Instruction | Copy out every line containing the word "Fang".
## START
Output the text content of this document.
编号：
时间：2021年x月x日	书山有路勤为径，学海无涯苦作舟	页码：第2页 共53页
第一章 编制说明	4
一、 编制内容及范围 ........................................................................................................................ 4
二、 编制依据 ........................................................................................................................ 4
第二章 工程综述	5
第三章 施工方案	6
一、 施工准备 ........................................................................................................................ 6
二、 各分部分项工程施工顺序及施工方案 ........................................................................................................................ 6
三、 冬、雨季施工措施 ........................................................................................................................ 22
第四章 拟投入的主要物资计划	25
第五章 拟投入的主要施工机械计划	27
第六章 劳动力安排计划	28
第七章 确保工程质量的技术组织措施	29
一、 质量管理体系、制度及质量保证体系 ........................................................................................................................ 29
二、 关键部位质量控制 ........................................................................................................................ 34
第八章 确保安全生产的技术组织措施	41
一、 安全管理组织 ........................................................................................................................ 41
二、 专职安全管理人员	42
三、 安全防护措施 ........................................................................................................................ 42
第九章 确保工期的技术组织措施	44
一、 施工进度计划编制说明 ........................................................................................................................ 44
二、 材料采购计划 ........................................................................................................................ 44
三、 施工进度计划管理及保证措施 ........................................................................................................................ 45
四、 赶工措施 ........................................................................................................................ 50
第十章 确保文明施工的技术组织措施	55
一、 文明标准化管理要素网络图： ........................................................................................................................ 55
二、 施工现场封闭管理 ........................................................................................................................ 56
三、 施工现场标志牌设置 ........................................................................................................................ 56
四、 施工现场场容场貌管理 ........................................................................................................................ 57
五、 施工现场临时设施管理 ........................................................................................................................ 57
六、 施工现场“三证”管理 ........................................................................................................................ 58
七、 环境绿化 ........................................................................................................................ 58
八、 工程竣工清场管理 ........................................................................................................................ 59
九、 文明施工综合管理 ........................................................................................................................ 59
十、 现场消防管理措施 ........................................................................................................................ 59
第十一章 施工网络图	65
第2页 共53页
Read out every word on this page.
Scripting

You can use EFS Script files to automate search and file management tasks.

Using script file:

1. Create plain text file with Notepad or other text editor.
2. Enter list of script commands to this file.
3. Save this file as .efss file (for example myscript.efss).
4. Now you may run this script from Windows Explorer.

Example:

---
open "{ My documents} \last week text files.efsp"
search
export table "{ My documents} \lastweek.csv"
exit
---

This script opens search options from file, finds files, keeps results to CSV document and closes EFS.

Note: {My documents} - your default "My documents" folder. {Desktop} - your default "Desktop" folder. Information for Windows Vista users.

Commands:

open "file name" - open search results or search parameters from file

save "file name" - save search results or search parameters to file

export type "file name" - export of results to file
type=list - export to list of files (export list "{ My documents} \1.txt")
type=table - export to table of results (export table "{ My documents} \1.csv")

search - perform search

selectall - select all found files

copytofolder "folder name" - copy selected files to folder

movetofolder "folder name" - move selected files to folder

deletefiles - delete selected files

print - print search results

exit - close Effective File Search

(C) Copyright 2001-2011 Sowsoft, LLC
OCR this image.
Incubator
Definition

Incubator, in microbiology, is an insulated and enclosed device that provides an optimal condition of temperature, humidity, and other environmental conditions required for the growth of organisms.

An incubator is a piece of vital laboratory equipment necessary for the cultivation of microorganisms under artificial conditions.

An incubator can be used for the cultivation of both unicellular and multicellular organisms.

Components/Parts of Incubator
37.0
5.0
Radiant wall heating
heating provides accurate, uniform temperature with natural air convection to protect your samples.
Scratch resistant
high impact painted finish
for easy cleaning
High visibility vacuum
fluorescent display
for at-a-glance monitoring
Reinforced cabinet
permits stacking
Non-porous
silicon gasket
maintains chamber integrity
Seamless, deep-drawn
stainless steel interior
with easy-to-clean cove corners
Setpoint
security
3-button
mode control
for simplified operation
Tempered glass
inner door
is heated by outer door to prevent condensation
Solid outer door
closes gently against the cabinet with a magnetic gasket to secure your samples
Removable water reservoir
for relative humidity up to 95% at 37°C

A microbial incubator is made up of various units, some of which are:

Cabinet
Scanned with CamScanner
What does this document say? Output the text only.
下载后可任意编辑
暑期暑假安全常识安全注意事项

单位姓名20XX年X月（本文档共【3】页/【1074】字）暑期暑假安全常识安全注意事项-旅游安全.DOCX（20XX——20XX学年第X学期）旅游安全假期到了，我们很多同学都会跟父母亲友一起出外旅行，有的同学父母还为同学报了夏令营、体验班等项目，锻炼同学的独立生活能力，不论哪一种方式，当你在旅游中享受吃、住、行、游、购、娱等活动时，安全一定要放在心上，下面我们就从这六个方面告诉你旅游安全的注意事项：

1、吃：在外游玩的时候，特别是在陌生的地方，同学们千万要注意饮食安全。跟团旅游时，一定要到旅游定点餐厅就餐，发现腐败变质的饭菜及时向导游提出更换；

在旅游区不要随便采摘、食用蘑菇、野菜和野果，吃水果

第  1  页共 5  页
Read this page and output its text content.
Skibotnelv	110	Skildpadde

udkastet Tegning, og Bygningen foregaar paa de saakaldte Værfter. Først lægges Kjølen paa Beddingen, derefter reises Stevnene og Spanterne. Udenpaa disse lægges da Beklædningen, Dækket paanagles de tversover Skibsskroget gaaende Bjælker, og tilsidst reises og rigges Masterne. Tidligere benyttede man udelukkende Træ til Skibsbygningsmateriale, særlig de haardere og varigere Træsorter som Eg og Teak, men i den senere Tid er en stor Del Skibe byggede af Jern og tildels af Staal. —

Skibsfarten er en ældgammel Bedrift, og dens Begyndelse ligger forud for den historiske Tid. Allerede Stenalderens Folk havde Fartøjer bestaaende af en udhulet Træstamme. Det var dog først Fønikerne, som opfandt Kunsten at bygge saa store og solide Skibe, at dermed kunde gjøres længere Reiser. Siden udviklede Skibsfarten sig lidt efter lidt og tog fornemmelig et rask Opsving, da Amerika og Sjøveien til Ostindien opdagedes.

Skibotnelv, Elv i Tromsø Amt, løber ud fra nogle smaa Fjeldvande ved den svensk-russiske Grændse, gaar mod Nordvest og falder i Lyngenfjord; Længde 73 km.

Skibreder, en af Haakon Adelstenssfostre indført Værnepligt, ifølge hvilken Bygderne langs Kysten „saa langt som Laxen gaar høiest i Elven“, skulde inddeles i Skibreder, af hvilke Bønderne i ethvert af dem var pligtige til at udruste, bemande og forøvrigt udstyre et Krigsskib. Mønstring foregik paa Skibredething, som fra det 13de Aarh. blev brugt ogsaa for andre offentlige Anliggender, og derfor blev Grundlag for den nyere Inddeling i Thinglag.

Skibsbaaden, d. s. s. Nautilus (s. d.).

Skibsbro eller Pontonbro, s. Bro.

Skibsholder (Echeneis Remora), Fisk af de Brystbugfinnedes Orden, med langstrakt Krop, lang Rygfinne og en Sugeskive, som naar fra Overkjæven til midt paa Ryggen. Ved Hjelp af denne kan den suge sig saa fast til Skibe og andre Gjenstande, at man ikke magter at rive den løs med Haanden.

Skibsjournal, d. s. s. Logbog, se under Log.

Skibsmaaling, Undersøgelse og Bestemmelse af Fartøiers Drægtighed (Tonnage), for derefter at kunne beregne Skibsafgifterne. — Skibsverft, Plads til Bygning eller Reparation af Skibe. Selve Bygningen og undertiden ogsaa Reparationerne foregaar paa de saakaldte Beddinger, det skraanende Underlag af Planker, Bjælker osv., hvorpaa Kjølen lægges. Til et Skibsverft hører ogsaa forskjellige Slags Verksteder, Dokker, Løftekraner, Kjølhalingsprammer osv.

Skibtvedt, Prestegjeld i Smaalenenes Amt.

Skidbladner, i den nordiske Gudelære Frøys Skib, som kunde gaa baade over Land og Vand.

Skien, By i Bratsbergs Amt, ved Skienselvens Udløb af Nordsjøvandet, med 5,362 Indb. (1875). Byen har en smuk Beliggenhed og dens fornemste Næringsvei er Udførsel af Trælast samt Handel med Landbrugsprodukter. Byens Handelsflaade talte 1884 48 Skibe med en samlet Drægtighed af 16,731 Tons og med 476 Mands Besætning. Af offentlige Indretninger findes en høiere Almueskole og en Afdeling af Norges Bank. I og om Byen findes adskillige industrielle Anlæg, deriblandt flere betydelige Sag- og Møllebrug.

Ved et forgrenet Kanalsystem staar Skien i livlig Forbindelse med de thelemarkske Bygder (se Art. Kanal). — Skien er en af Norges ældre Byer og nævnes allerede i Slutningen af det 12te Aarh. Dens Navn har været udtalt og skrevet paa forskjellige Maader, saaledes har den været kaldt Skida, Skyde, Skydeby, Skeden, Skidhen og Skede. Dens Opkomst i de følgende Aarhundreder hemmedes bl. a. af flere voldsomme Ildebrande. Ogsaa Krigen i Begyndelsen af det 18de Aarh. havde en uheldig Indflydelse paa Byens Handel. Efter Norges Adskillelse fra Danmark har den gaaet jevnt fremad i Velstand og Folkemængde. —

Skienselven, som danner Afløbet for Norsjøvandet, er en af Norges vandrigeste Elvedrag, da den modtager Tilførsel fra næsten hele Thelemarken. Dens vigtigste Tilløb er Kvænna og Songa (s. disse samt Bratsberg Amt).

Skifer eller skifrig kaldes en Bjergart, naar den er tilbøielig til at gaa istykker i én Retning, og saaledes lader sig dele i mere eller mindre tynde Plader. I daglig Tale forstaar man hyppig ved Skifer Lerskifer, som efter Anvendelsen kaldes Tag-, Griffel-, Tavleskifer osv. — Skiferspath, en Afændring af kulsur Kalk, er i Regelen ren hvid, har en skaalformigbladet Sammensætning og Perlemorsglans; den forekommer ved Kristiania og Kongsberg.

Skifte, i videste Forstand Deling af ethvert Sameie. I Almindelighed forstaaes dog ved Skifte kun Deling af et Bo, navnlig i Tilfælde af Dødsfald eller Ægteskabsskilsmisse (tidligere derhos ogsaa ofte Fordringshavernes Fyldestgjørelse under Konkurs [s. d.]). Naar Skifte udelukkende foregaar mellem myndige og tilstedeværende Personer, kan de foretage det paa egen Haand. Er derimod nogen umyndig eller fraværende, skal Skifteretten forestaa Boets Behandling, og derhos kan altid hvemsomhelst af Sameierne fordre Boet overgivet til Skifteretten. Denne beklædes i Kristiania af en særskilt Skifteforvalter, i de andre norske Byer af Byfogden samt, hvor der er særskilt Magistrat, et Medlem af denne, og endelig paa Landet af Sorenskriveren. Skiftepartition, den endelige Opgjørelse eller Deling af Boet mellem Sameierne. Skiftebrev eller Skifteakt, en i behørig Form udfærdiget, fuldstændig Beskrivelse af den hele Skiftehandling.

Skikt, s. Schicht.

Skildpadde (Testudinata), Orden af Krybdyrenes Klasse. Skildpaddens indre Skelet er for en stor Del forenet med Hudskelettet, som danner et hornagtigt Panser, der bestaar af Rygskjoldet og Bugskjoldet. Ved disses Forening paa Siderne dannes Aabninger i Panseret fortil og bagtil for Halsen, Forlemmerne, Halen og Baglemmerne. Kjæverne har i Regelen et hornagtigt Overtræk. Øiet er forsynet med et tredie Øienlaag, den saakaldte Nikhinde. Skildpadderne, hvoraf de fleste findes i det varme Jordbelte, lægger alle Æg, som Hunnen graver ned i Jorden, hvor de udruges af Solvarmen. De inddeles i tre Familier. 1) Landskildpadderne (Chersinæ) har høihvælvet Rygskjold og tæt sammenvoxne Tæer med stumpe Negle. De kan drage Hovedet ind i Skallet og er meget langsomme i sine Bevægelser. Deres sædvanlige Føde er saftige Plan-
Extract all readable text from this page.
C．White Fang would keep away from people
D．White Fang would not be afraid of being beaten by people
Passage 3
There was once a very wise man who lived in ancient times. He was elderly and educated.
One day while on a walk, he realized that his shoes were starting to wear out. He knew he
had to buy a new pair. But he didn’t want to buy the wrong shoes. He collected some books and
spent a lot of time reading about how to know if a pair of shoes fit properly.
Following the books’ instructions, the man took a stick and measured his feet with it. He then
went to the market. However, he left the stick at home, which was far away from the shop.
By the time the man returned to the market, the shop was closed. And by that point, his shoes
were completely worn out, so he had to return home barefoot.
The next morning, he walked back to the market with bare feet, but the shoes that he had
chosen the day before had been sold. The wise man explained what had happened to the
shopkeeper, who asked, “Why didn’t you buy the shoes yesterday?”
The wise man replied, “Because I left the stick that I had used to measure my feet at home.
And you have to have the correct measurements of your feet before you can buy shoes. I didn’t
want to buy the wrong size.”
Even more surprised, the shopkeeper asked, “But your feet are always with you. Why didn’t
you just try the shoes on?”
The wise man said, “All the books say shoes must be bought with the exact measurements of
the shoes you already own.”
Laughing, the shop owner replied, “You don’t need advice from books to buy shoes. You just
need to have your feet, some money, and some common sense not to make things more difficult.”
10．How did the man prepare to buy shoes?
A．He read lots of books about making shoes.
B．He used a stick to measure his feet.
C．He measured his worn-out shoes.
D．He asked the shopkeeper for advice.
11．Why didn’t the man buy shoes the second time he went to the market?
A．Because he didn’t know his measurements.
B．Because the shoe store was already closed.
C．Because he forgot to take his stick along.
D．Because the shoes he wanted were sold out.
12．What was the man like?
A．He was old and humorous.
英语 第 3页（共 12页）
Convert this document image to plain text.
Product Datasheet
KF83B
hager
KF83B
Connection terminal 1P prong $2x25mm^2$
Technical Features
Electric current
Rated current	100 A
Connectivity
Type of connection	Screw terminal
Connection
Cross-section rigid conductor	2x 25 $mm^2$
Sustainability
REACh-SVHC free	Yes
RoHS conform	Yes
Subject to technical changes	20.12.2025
## END
The reply |
C．White Fang would keep away from people
D．White Fang would not be afraid of being beaten by people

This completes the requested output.